• _Given instruction_:
Convert the data below into a JSON list of strings, with one string per line and blank lines omitted.

• _Task input_:
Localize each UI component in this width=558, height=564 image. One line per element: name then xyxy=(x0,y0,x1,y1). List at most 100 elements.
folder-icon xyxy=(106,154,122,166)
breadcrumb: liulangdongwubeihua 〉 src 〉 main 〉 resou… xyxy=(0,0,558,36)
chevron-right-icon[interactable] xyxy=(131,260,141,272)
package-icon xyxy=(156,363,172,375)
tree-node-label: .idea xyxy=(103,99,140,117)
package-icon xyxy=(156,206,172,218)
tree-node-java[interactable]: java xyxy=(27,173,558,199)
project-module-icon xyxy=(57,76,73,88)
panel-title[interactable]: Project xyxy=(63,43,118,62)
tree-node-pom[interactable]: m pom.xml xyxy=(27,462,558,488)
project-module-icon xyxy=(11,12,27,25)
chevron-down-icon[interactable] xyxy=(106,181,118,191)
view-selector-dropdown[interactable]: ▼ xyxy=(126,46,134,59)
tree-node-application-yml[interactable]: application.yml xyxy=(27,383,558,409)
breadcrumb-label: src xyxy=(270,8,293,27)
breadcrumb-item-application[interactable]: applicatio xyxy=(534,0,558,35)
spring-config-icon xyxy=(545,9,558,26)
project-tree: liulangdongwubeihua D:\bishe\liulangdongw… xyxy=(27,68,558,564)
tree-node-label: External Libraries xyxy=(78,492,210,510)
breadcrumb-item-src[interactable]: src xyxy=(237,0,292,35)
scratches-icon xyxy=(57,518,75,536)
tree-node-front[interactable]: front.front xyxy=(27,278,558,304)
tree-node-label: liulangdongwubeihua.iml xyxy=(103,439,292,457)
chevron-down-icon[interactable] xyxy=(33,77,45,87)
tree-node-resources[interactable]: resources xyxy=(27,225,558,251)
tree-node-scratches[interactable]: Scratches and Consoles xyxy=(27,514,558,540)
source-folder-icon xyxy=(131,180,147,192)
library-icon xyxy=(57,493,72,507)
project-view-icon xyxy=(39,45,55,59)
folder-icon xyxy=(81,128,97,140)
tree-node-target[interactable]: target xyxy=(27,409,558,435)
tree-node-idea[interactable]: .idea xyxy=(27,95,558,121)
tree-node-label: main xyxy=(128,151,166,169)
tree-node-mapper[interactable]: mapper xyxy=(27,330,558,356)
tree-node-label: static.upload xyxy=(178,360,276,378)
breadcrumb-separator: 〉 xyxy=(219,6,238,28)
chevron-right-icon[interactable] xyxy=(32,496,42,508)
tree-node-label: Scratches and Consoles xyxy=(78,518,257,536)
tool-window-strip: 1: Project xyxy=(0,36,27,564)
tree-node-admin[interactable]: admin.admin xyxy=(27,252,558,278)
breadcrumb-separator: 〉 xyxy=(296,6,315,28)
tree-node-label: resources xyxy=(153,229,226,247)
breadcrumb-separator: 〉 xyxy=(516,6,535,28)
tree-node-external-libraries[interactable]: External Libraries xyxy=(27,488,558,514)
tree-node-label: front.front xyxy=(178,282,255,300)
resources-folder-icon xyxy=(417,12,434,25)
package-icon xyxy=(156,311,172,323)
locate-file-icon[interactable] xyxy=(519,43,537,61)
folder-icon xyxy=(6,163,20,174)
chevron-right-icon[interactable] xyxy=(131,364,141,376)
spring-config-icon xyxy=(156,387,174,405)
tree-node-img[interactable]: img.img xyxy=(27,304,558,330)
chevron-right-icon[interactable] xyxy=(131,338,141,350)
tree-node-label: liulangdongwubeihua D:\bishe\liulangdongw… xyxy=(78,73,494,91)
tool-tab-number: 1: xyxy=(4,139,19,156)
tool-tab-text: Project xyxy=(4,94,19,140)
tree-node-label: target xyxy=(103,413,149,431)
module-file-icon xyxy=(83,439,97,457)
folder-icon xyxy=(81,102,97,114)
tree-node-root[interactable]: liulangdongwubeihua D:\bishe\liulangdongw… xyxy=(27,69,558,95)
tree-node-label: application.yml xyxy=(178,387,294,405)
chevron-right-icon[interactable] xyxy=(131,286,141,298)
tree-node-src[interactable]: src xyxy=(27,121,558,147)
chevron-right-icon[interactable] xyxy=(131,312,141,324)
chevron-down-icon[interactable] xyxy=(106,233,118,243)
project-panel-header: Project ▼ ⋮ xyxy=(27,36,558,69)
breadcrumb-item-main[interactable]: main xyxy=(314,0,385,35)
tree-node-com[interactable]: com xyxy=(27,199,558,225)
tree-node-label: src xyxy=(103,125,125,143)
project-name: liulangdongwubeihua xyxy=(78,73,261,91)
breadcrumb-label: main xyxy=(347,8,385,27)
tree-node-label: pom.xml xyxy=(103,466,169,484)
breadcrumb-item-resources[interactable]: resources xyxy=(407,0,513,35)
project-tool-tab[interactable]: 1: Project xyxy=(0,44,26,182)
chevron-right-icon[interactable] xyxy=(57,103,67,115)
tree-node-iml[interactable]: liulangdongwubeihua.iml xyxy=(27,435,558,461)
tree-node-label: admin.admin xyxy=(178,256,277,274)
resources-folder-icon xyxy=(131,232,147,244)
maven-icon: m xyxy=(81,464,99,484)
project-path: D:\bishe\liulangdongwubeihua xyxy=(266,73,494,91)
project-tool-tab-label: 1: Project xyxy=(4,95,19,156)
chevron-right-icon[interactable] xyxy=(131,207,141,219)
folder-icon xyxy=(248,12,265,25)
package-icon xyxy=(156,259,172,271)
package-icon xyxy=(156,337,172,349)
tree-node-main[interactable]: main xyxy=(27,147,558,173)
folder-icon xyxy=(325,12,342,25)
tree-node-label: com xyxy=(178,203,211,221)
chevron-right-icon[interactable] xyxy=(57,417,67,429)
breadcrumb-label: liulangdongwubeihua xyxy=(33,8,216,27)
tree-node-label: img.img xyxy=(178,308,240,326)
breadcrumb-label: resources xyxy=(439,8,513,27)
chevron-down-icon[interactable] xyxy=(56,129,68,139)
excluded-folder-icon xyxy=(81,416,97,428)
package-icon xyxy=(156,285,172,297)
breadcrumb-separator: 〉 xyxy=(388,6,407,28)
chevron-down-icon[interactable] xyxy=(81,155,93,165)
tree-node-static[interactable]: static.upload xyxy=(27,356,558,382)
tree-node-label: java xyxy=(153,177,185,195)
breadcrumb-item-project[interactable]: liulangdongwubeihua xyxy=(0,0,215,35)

• _Result of the task_:
[
  "Localize each UI component in this width=558, height=564 image. One line per element: name then xyxy=(x0,y0,x1,y1). List at most 100 elements.",
  "folder-icon xyxy=(106,154,122,166)",
  "breadcrumb: liulangdongwubeihua 〉 src 〉 main 〉 resou… xyxy=(0,0,558,36)",
  "chevron-right-icon[interactable] xyxy=(131,260,141,272)",
  "package-icon xyxy=(156,363,172,375)",
  "tree-node-label: .idea xyxy=(103,99,140,117)",
  "package-icon xyxy=(156,206,172,218)",
  "tree-node-java[interactable]: java xyxy=(27,173,558,199)",
  "project-module-icon xyxy=(57,76,73,88)",
  "panel-title[interactable]: Project xyxy=(63,43,118,62)",
  "tree-node-pom[interactable]: m pom.xml xyxy=(27,462,558,488)",
  "project-module-icon xyxy=(11,12,27,25)",
  "chevron-down-icon[interactable] xyxy=(106,181,118,191)",
  "view-selector-dropdown[interactable]: ▼ xyxy=(126,46,134,59)",
  "tree-node-application-yml[interactable]: application.yml xyxy=(27,383,558,409)",
  "breadcrumb-label: src xyxy=(270,8,293,27)",
  "breadcrumb-item-application[interactable]: applicatio xyxy=(534,0,558,35)",
  "spring-config-icon xyxy=(545,9,558,26)",
  "project-tree: liulangdongwubeihua D:\\bishe\\liulangdongw… xyxy=(27,68,558,564)",
  "tree-node-label: External Libraries xyxy=(78,492,210,510)",
  "breadcrumb-item-src[interactable]: src xyxy=(237,0,292,35)",
  "scratches-icon xyxy=(57,518,75,536)",
  "tree-node-front[interactable]: front.front xyxy=(27,278,558,304)",
  "tree-node-label: liulangdongwubeihua.iml xyxy=(103,439,292,457)",
  "chevron-down-icon[interactable] xyxy=(33,77,45,87)",
  "tree-node-resources[interactable]: resources xyxy=(27,225,558,251)",
  "tree-node-scratches[interactable]: Scratches and Consoles xyxy=(27,514,558,540)",
  "source-folder-icon xyxy=(131,180,147,192)",
  "library-icon xyxy=(57,493,72,507)",
  "project-view-icon xyxy=(39,45,55,59)",
  "folder-icon xyxy=(81,128,97,140)",
  "tree-node-target[interactable]: target xyxy=(27,409,558,435)",
  "tree-node-idea[interactable]: .idea xyxy=(27,95,558,121)",
  "tree-node-label: main xyxy=(128,151,166,169)",
  "tree-node-mapper[interactable]: mapper xyxy=(27,330,558,356)",
  "tree-node-label: static.upload xyxy=(178,360,276,378)",
  "breadcrumb-separator: 〉 xyxy=(219,6,238,28)",
  "chevron-right-icon[interactable] xyxy=(32,496,42,508)",
  "tree-node-label: Scratches and Consoles xyxy=(78,518,257,536)",
  "tool-window-strip: 1: Project xyxy=(0,36,27,564)",
  "tree-node-admin[interactable]: admin.admin xyxy=(27,252,558,278)",
  "breadcrumb-separator: 〉 xyxy=(296,6,315,28)",
  "tree-node-label: resources xyxy=(153,229,226,247)",
  "breadcrumb-separator: 〉 xyxy=(516,6,535,28)",
  "tree-node-external-libraries[interactable]: External Libraries xyxy=(27,488,558,514)",
  "tree-node-label: front.front xyxy=(178,282,255,300)",
  "resources-folder-icon xyxy=(417,12,434,25)",
  "package-icon xyxy=(156,311,172,323)",
  "locate-file-icon[interactable] xyxy=(519,43,537,61)",
  "folder-icon xyxy=(6,163,20,174)",
  "chevron-right-icon[interactable] xyxy=(131,364,141,376)",
  "spring-config-icon xyxy=(156,387,174,405)",
  "tree-node-img[interactable]: img.img xyxy=(27,304,558,330)",
  "chevron-right-icon[interactable] xyxy=(131,338,141,350)",
  "tree-node-label: liulangdongwubeihua D:\\bishe\\liulangdongw… xyxy=(78,73,494,91)",
  "tool-tab-number: 1: xyxy=(4,139,19,156)",
  "tool-tab-text: Project xyxy=(4,94,19,140)",
  "tree-node-label: target xyxy=(103,413,149,431)",
  "module-file-icon xyxy=(83,439,97,457)",
  "folder-icon xyxy=(81,102,97,114)",
  "tree-node-root[interactable]: liulangdongwubeihua D:\\bishe\\liulangdongw… xyxy=(27,69,558,95)",
  "tree-node-label: application.yml xyxy=(178,387,294,405)",
  "chevron-right-icon[interactable] xyxy=(131,286,141,298)",
  "tree-node-src[interactable]: src xyxy=(27,121,558,147)",
  "chevron-right-icon[interactable] xyxy=(131,312,141,324)",
  "chevron-down-icon[interactable] xyxy=(106,233,118,243)",
  "project-panel-header: Project ▼ ⋮ xyxy=(27,36,558,69)",
  "breadcrumb-item-main[interactable]: main xyxy=(314,0,385,35)",
  "tree-node-com[interactable]: com xyxy=(27,199,558,225)",
  "tree-node-label: src xyxy=(103,125,125,143)",
  "project-name: liulangdongwubeihua xyxy=(78,73,261,91)",
  "breadcrumb-label: main xyxy=(347,8,385,27)",
  "tree-node-label: pom.xml xyxy=(103,466,169,484)",
  "breadcrumb-item-resources[interactable]: resources xyxy=(407,0,513,35)",
  "project-tool-tab[interactable]: 1: Project xyxy=(0,44,26,182)",
  "chevron-right-icon[interactable] xyxy=(57,103,67,115)",
  "tree-node-iml[interactable]: liulangdongwubeihua.iml xyxy=(27,435,558,461)",
  "tree-node-label: admin.admin xyxy=(178,256,277,274)",
  "resources-folder-icon xyxy=(131,232,147,244)",
  "maven-icon: m xyxy=(81,464,99,484)",
  "project-path: D:\\bishe\\liulangdongwubeihua xyxy=(266,73,494,91)",
  "project-tool-tab-label: 1: Project xyxy=(4,95,19,156)",
  "chevron-right-icon[interactable] xyxy=(131,207,141,219)",
  "folder-icon xyxy=(248,12,265,25)",
  "package-icon xyxy=(156,259,172,271)",
  "package-icon xyxy=(156,337,172,349)",
  "tree-node-main[interactable]: main xyxy=(27,147,558,173)",
  "folder-icon xyxy=(325,12,342,25)",
  "tree-node-label: com xyxy=(178,203,211,221)",
  "chevron-right-icon[interactable] xyxy=(57,417,67,429)",
  "breadcrumb-label: liulangdongwubeihua xyxy=(33,8,216,27)",
  "tree-node-label: img.img xyxy=(178,308,240,326)",
  "breadcrumb-label: resources xyxy=(439,8,513,27)",
  "chevron-down-icon[interactable] xyxy=(56,129,68,139)",
  "excluded-folder-icon xyxy=(81,416,97,428)",
  "package-icon xyxy=(156,285,172,297)",
  "breadcrumb-separator: 〉 xyxy=(388,6,407,28)",
  "chevron-down-icon[interactable] xyxy=(81,155,93,165)",
  "tree-node-static[interactable]: static.upload xyxy=(27,356,558,382)",
  "tree-node-label: java xyxy=(153,177,185,195)",
  "breadcrumb-item-project[interactable]: liulangdongwubeihua xyxy=(0,0,215,35)"
]